### Task data

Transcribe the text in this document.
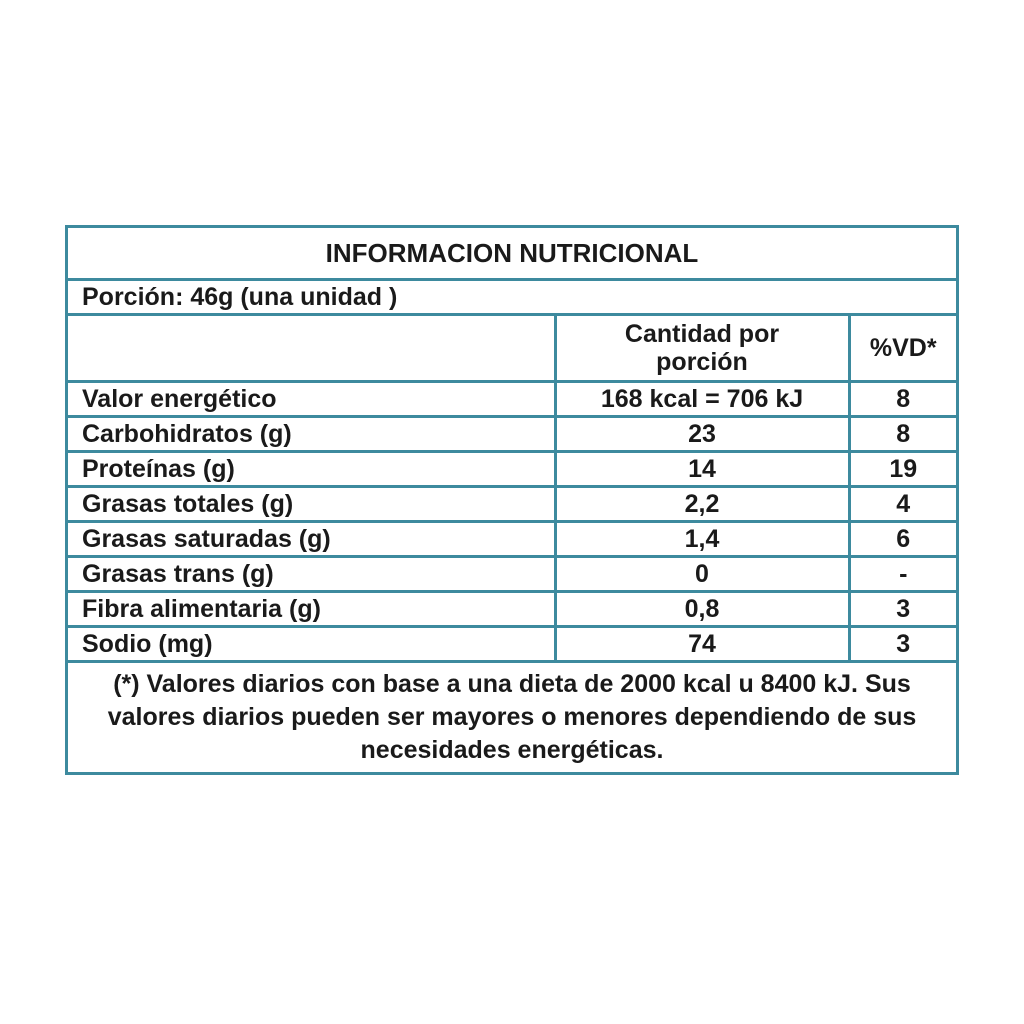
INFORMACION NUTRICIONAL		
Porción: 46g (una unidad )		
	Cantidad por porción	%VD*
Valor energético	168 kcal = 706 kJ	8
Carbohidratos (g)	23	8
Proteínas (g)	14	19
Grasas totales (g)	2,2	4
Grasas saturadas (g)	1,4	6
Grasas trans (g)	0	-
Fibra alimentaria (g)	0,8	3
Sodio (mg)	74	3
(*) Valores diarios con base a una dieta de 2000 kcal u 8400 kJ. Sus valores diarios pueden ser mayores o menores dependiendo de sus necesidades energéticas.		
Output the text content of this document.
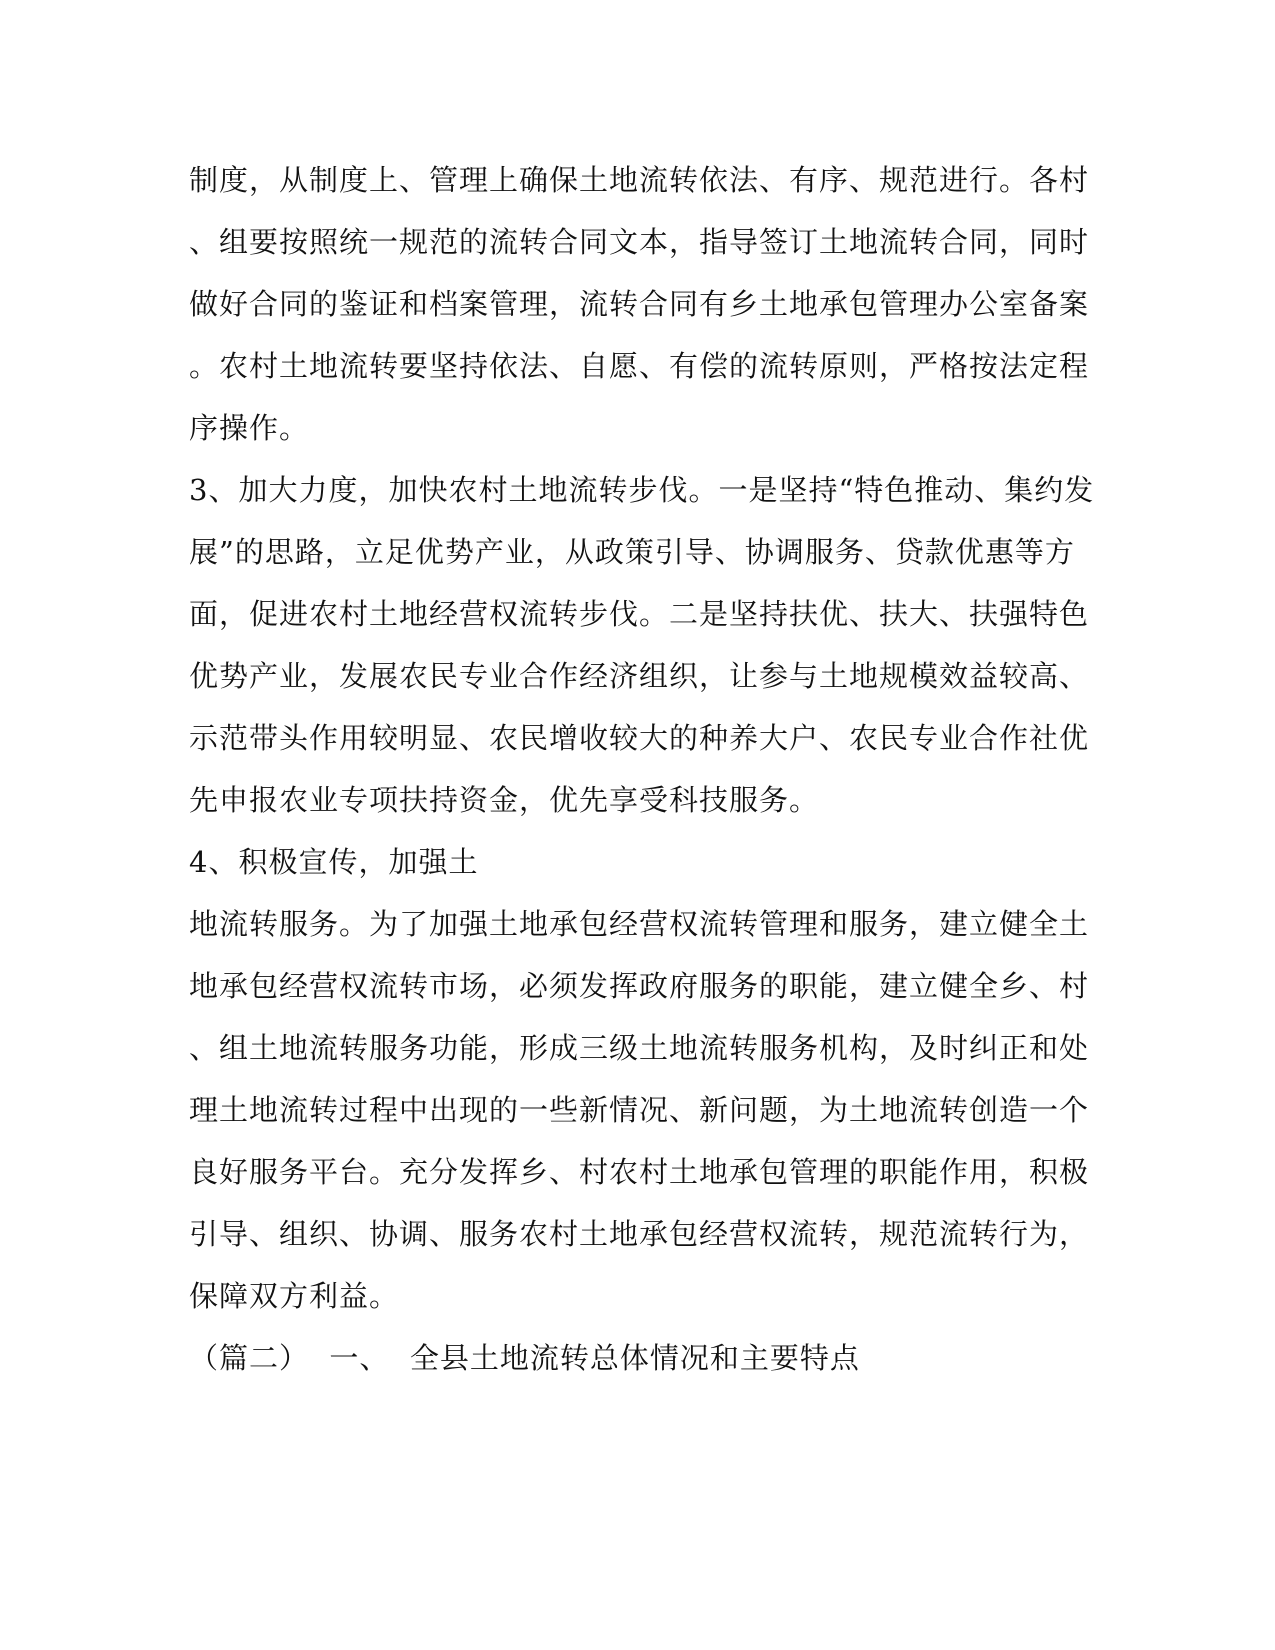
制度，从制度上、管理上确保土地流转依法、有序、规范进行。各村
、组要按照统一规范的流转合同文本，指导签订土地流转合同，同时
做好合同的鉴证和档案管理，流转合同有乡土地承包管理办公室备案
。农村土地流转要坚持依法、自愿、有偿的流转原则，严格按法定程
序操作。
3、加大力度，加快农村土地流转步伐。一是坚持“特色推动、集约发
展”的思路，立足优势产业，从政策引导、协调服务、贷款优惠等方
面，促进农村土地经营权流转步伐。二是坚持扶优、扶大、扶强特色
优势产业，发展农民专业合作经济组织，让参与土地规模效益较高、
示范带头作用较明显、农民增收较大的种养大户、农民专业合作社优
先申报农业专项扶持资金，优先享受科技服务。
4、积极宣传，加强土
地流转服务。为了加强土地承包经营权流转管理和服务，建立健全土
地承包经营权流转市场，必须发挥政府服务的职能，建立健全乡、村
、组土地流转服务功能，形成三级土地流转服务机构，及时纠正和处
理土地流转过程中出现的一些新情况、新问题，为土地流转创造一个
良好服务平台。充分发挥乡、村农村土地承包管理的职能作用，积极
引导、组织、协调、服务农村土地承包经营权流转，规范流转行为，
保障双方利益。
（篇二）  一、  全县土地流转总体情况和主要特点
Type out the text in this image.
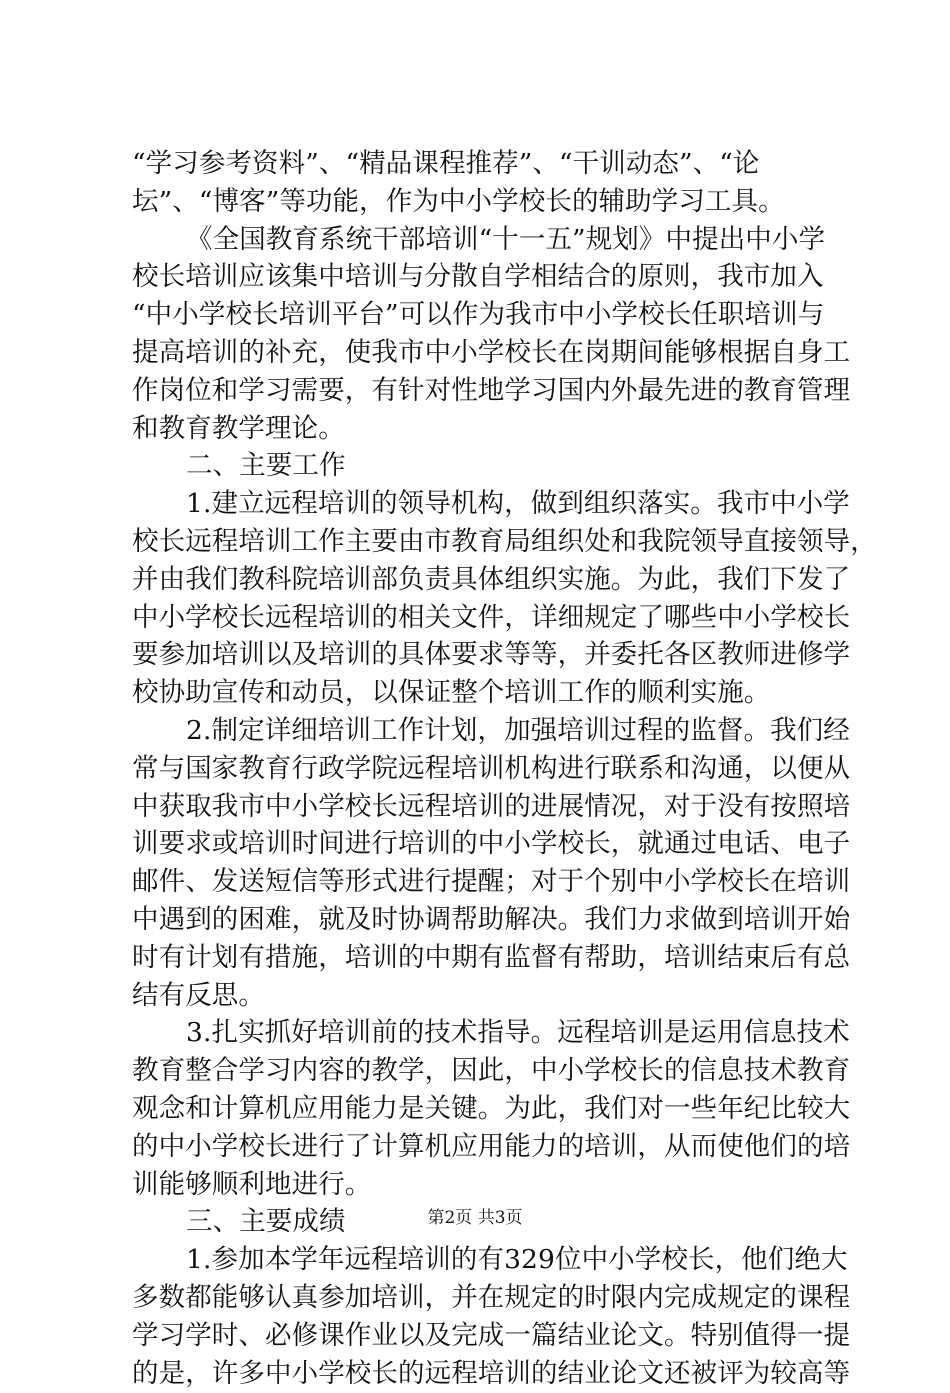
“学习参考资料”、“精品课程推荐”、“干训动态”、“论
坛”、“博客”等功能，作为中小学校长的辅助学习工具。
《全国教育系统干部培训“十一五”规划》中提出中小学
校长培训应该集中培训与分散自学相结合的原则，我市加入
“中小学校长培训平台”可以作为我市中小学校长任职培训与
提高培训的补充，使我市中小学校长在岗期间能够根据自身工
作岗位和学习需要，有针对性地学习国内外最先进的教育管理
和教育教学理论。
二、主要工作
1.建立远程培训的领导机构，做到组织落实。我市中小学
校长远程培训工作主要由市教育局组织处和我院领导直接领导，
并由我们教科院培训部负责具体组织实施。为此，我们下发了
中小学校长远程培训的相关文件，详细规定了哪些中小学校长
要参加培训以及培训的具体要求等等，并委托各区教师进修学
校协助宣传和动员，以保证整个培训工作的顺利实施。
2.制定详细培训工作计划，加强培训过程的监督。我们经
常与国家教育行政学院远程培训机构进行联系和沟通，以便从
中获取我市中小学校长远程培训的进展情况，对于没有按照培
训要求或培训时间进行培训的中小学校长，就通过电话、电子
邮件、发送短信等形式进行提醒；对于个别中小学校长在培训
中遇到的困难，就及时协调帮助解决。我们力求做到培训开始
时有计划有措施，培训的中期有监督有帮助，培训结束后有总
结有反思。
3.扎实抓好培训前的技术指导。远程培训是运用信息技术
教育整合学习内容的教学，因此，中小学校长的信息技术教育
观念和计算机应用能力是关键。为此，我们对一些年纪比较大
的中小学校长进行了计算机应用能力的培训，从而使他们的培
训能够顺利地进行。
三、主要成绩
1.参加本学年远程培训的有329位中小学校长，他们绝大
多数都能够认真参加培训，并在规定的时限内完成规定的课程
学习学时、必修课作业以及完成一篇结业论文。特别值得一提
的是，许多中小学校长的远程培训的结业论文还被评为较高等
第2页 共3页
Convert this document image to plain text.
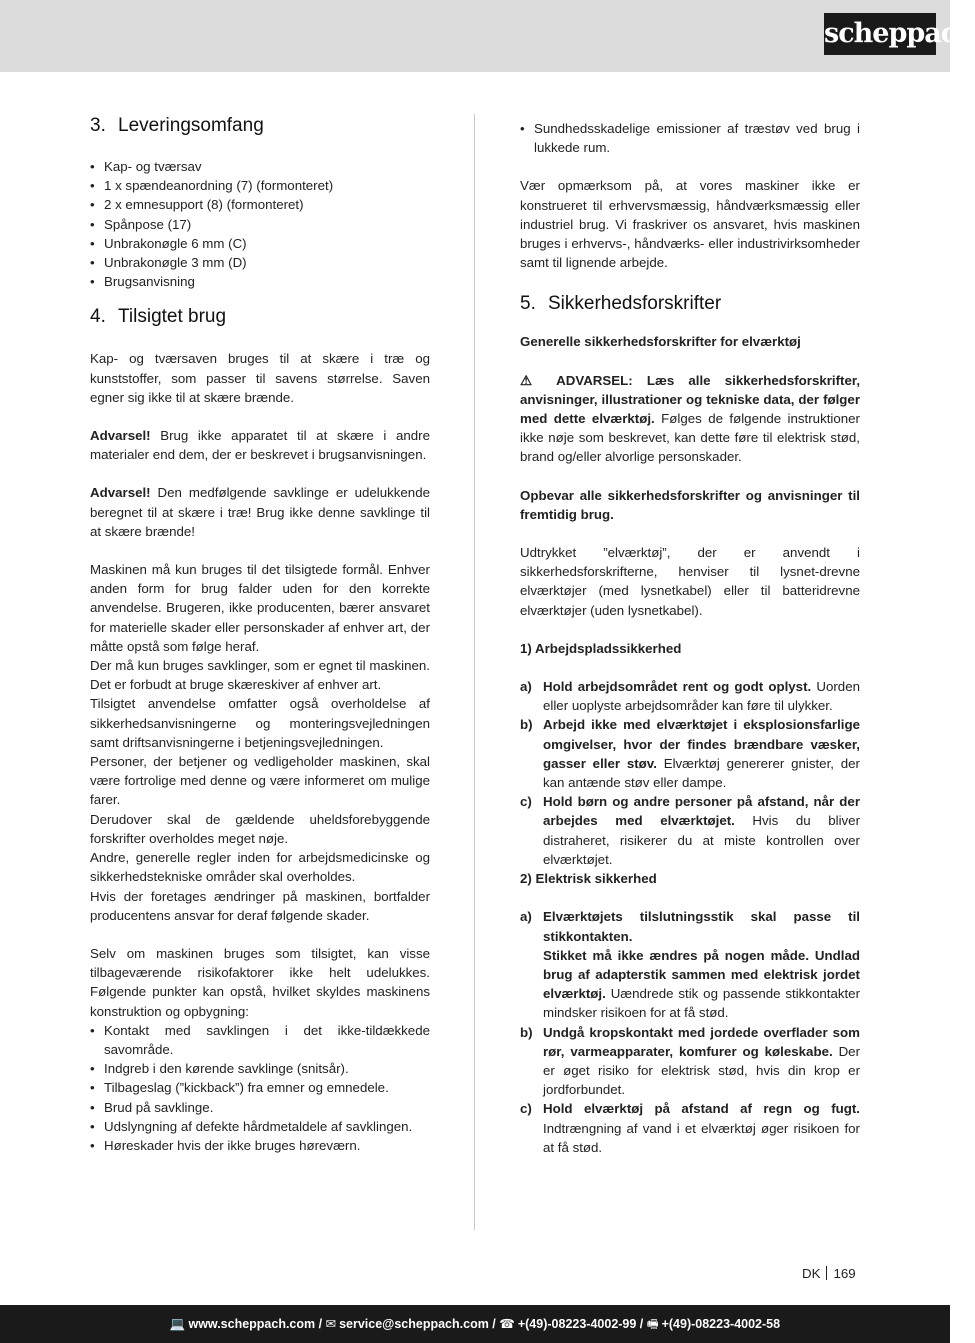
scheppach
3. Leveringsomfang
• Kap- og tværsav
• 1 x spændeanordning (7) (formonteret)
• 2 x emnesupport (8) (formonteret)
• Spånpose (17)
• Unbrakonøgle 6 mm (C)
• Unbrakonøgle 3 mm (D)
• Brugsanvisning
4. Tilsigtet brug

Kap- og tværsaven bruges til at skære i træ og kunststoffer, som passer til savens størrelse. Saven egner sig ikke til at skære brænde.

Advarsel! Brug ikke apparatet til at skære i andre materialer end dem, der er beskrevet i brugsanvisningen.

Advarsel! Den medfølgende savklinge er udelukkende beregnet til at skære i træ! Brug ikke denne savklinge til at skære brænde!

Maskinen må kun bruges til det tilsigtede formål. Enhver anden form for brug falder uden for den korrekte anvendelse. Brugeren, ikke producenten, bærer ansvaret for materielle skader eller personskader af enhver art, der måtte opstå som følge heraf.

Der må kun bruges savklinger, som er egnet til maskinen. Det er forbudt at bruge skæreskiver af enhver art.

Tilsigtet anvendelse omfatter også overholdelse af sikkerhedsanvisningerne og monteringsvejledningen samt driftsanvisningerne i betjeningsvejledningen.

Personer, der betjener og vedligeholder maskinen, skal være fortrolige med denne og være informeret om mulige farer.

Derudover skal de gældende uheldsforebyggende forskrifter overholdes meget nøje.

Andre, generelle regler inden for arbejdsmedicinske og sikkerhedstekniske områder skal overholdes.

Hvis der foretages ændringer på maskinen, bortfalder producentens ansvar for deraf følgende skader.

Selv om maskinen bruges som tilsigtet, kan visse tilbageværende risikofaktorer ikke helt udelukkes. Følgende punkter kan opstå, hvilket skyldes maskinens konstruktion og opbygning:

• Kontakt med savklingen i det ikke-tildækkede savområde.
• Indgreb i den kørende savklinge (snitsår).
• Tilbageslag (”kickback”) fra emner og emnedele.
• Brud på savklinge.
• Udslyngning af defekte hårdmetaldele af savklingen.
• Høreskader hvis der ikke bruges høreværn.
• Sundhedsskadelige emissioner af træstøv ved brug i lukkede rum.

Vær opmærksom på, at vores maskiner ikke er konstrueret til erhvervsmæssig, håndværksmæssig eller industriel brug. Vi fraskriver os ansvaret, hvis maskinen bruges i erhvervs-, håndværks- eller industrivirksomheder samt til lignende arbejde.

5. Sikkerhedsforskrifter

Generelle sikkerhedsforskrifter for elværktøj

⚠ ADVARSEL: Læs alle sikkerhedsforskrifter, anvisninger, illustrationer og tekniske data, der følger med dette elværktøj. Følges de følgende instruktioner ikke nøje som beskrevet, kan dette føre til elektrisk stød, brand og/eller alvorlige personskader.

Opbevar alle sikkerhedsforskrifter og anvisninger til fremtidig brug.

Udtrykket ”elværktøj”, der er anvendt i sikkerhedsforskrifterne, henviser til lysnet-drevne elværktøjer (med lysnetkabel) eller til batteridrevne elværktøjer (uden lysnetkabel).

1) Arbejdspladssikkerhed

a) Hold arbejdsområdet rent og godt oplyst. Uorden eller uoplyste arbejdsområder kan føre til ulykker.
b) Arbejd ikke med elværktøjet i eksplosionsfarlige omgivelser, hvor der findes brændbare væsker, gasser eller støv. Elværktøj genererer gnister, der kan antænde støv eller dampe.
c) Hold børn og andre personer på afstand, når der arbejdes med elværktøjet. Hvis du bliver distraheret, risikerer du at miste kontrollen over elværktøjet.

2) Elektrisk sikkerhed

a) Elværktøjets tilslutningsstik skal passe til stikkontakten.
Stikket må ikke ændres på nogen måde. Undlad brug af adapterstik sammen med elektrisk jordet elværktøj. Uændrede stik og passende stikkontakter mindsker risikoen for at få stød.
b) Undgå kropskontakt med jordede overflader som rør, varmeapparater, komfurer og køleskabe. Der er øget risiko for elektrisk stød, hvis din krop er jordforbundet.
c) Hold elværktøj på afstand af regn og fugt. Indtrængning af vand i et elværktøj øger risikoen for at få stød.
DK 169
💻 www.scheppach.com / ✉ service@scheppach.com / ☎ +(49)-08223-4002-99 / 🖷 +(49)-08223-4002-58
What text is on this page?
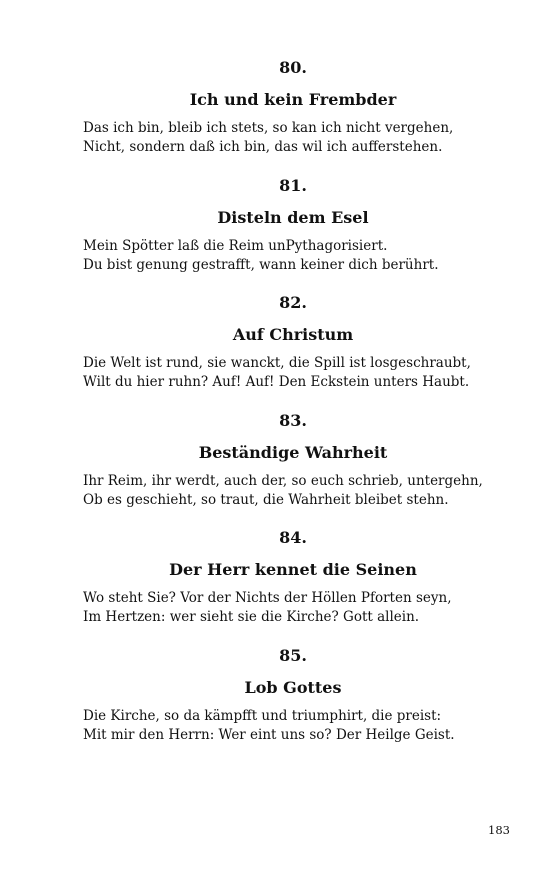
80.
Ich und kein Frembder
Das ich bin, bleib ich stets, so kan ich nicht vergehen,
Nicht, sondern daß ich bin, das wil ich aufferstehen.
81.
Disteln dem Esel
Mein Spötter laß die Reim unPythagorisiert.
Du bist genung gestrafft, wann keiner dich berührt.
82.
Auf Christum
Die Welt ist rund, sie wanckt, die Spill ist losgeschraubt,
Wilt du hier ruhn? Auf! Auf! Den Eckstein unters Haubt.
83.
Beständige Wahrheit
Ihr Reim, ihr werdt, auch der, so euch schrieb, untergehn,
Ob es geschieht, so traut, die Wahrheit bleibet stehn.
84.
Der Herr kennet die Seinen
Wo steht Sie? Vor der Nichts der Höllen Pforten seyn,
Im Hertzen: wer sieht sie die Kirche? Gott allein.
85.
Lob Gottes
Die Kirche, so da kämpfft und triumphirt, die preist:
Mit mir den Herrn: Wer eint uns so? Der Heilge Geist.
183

######

The problem.
Check each line of the records for the word "brænde" and extract those that contain it.

Correct response.
Kap- og tværsaven bruges til at skære i træ og kunststoffer, som passer til savens størrelse. Saven egner sig ikke til at skære brænde.
Advarsel! Den medfølgende savklinge er udelukkende beregnet til at skære i træ! Brug ikke denne savklinge til at skære brænde!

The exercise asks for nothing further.